* Start *
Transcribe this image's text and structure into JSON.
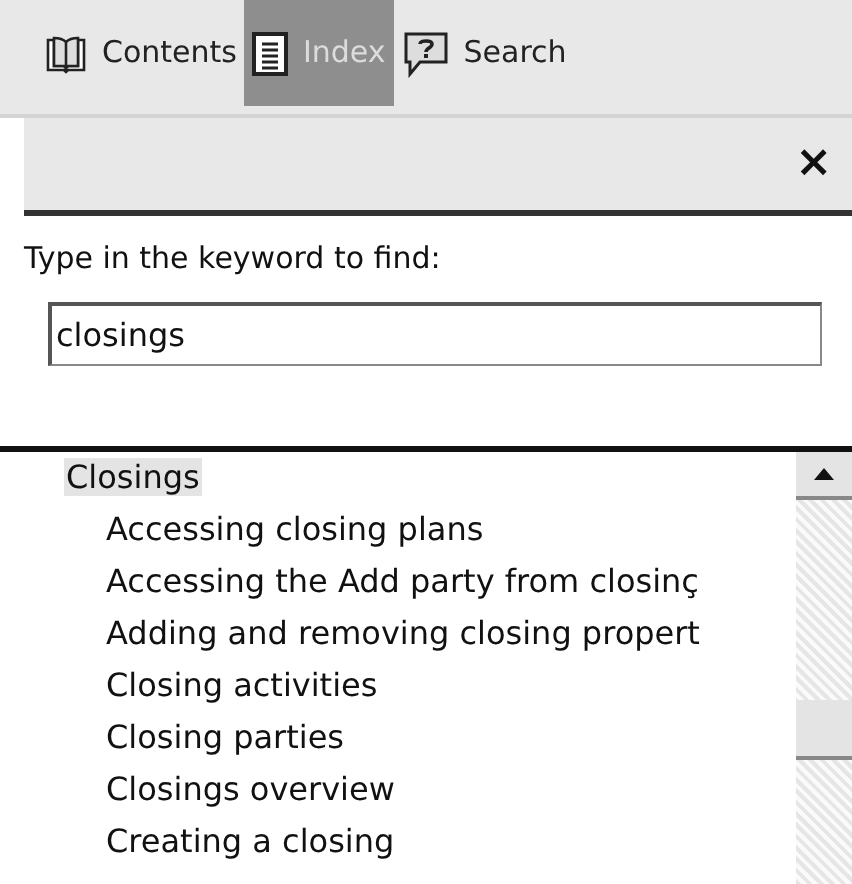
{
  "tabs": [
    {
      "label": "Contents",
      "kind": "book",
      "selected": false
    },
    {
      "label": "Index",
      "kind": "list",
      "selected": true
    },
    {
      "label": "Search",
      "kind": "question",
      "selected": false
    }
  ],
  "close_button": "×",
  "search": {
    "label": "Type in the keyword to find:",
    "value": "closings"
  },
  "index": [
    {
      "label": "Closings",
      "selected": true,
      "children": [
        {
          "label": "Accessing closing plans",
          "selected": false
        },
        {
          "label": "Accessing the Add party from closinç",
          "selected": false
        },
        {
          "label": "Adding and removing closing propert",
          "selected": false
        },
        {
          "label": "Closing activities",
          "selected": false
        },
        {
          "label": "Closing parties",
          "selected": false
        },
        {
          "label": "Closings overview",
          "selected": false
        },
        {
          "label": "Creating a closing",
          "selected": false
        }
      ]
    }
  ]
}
* End *
• [WHAT YOU NEED TO DO]: List every line above that contains the word "label".

• [REPLY TO THE EXERCISE]:
      "label": "Contents",
      "label": "Index",
      "label": "Search",
    "label": "Type in the keyword to find:",
      "label": "Closings",
          "label": "Accessing closing plans",
          "label": "Accessing the Add party from closinç",
          "label": "Adding and removing closing propert",
          "label": "Closing activities",
          "label": "Closing parties",
          "label": "Closings overview",
          "label": "Creating a closing",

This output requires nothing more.